Requirement → Copy, from the entries below, each line in which the string "chevron" appears.
==========
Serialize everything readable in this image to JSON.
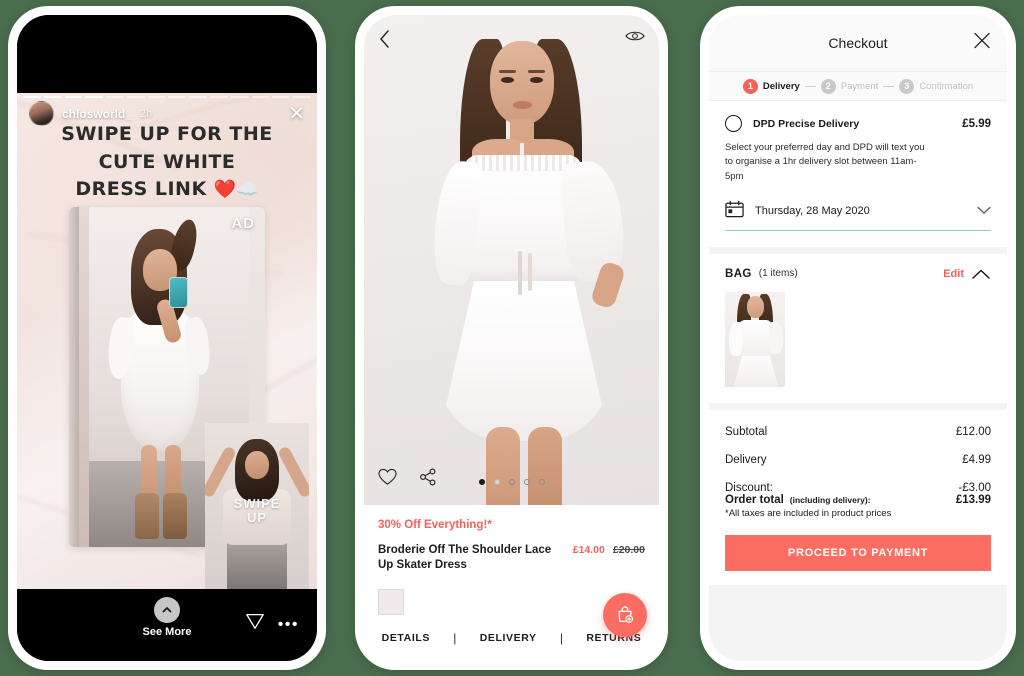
{
  "story": {
    "progress_segments": 14,
    "progress_done": 4,
    "username": "chlosworld_",
    "timestamp": "2h",
    "close_icon": "close-icon",
    "caption_line1": "SWIPE UP FOR THE CUTE WHITE",
    "caption_line2": "DRESS LINK",
    "caption_emoji": "❤️☁️",
    "ad_label": "AD",
    "overlay_text_line1": "SWIPE",
    "overlay_text_line2": "UP",
    "see_more_label": "See More",
    "see_more_icon": "chevron-up-circle-icon",
    "send_icon": "send-icon",
    "more_icon": "more-dots-icon"
  },
  "pdp": {
    "back_icon": "chevron-left-icon",
    "eye_icon": "eye-icon",
    "like_icon": "heart-icon",
    "share_icon": "share-icon",
    "fab_icon": "add-to-bag-icon",
    "promo": "30% Off Everything!*",
    "title": "Broderie Off The Shoulder Lace Up Skater Dress",
    "price": "£14.00",
    "price_old": "£20.00",
    "swatch_color": "#f0eaec",
    "carousel_dots": 5,
    "carousel_active": 0,
    "tabs": [
      {
        "label": "DETAILS"
      },
      {
        "label": "DELIVERY"
      },
      {
        "label": "RETURNS"
      }
    ],
    "tab_separator": "|"
  },
  "checkout": {
    "title": "Checkout",
    "close_icon": "close-icon",
    "steps": [
      {
        "number": "1",
        "label": "Delivery",
        "active": true
      },
      {
        "number": "2",
        "label": "Payment",
        "active": false
      },
      {
        "number": "3",
        "label": "Confirmation",
        "active": false
      }
    ],
    "delivery": {
      "radio_icon": "radio-unchecked-icon",
      "name": "DPD Precise Delivery",
      "price": "£5.99",
      "description": "Select your preferred day and DPD will text you to organise a 1hr delivery slot between 11am-5pm",
      "calendar_icon": "calendar-icon",
      "date_value": "Thursday, 28 May 2020",
      "chevron_icon": "chevron-down-icon",
      "underline_color": "#7fd0cb"
    },
    "bag": {
      "label": "BAG",
      "count": "(1 items)",
      "edit_label": "Edit",
      "collapse_icon": "chevron-up-icon"
    },
    "summary": {
      "rows": [
        {
          "label": "Subtotal",
          "value": "£12.00"
        },
        {
          "label": "Delivery",
          "value": "£4.99"
        },
        {
          "label": "Discount:",
          "value": "-£3.00"
        }
      ],
      "total_label": "Order total",
      "total_note": "(including delivery):",
      "total_value": "£13.99",
      "tax_note": "*All taxes are included in product prices"
    },
    "cta_label": "PROCEED TO PAYMENT",
    "accent_color": "#fb6d63"
  }
}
==========
Reply to the exercise →
    "see_more_icon": "chevron-up-circle-icon",
    "back_icon": "chevron-left-icon",
      "chevron_icon": "chevron-down-icon",
      "collapse_icon": "chevron-up-icon"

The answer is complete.